_DIRECTION_.
Transcribe every entry word for word, leaving out all images.

=== TASK DATA ===

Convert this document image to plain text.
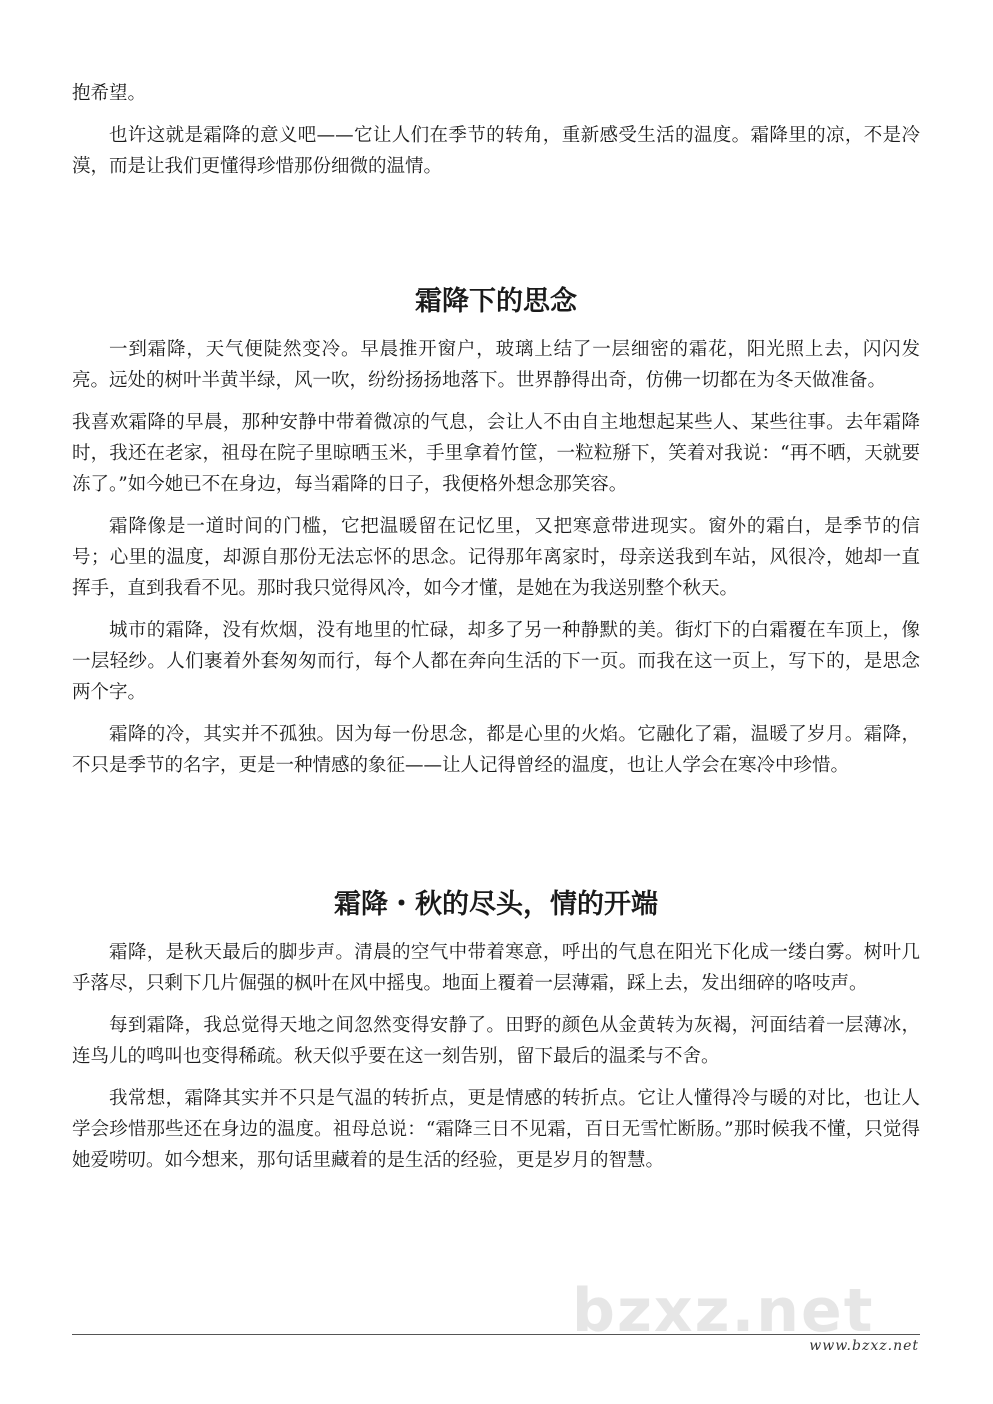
bzxz.net

抱希望。

也许这就是霜降的意义吧——它让人们在季节的转角，重新感受生活的温度。霜降里的凉，不是冷漠，而是让我们更懂得珍惜那份细微的温情。

霜降下的思念

一到霜降，天气便陡然变冷。早晨推开窗户，玻璃上结了一层细密的霜花，阳光照上去，闪闪发亮。远处的树叶半黄半绿，风一吹，纷纷扬扬地落下。世界静得出奇，仿佛一切都在为冬天做准备。

我喜欢霜降的早晨，那种安静中带着微凉的气息，会让人不由自主地想起某些人、某些往事。去年霜降时，我还在老家，祖母在院子里晾晒玉米，手里拿着竹筐，一粒粒掰下，笑着对我说：“再不晒，天就要冻了。”如今她已不在身边，每当霜降的日子，我便格外想念那笑容。

霜降像是一道时间的门槛，它把温暖留在记忆里，又把寒意带进现实。窗外的霜白，是季节的信号；心里的温度，却源自那份无法忘怀的思念。记得那年离家时，母亲送我到车站，风很冷，她却一直挥手，直到我看不见。那时我只觉得风冷，如今才懂，是她在为我送别整个秋天。

城市的霜降，没有炊烟，没有地里的忙碌，却多了另一种静默的美。街灯下的白霜覆在车顶上，像一层轻纱。人们裹着外套匆匆而行，每个人都在奔向生活的下一页。而我在这一页上，写下的，是思念两个字。

霜降的冷，其实并不孤独。因为每一份思念，都是心里的火焰。它融化了霜，温暖了岁月。霜降，不只是季节的名字，更是一种情感的象征——让人记得曾经的温度，也让人学会在寒冷中珍惜。

霜降・秋的尽头，情的开端

霜降，是秋天最后的脚步声。清晨的空气中带着寒意，呼出的气息在阳光下化成一缕白雾。树叶几乎落尽，只剩下几片倔强的枫叶在风中摇曳。地面上覆着一层薄霜，踩上去，发出细碎的咯吱声。

每到霜降，我总觉得天地之间忽然变得安静了。田野的颜色从金黄转为灰褐，河面结着一层薄冰，连鸟儿的鸣叫也变得稀疏。秋天似乎要在这一刻告别，留下最后的温柔与不舍。

我常想，霜降其实并不只是气温的转折点，更是情感的转折点。它让人懂得冷与暖的对比，也让人学会珍惜那些还在身边的温度。祖母总说：“霜降三日不见霜，百日无雪忙断肠。”那时候我不懂，只觉得她爱唠叨。如今想来，那句话里藏着的是生活的经验，更是岁月的智慧。

www.bzxz.net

===

_EXERCISE OUTPUT_.
Convert this document image to plain text.
bzxz.net

抱希望。

也许这就是霜降的意义吧——它让人们在季节的转角，重新感受生活的温度。霜降里的凉，不是冷漠，而是让我们更懂得珍惜那份细微的温情。

霜降下的思念

一到霜降，天气便陡然变冷。早晨推开窗户，玻璃上结了一层细密的霜花，阳光照上去，闪闪发亮。远处的树叶半黄半绿，风一吹，纷纷扬扬地落下。世界静得出奇，仿佛一切都在为冬天做准备。

我喜欢霜降的早晨，那种安静中带着微凉的气息，会让人不由自主地想起某些人、某些往事。去年霜降时，我还在老家，祖母在院子里晾晒玉米，手里拿着竹筐，一粒粒掰下，笑着对我说：“再不晒，天就要冻了。”如今她已不在身边，每当霜降的日子，我便格外想念那笑容。

霜降像是一道时间的门槛，它把温暖留在记忆里，又把寒意带进现实。窗外的霜白，是季节的信号；心里的温度，却源自那份无法忘怀的思念。记得那年离家时，母亲送我到车站，风很冷，她却一直挥手，直到我看不见。那时我只觉得风冷，如今才懂，是她在为我送别整个秋天。

城市的霜降，没有炊烟，没有地里的忙碌，却多了另一种静默的美。街灯下的白霜覆在车顶上，像一层轻纱。人们裹着外套匆匆而行，每个人都在奔向生活的下一页。而我在这一页上，写下的，是思念两个字。

霜降的冷，其实并不孤独。因为每一份思念，都是心里的火焰。它融化了霜，温暖了岁月。霜降，不只是季节的名字，更是一种情感的象征——让人记得曾经的温度，也让人学会在寒冷中珍惜。

霜降・秋的尽头，情的开端

霜降，是秋天最后的脚步声。清晨的空气中带着寒意，呼出的气息在阳光下化成一缕白雾。树叶几乎落尽，只剩下几片倔强的枫叶在风中摇曳。地面上覆着一层薄霜，踩上去，发出细碎的咯吱声。

每到霜降，我总觉得天地之间忽然变得安静了。田野的颜色从金黄转为灰褐，河面结着一层薄冰，连鸟儿的鸣叫也变得稀疏。秋天似乎要在这一刻告别，留下最后的温柔与不舍。

我常想，霜降其实并不只是气温的转折点，更是情感的转折点。它让人懂得冷与暖的对比，也让人学会珍惜那些还在身边的温度。祖母总说：“霜降三日不见霜，百日无雪忙断肠。”那时候我不懂，只觉得她爱唠叨。如今想来，那句话里藏着的是生活的经验，更是岁月的智慧。

www.bzxz.net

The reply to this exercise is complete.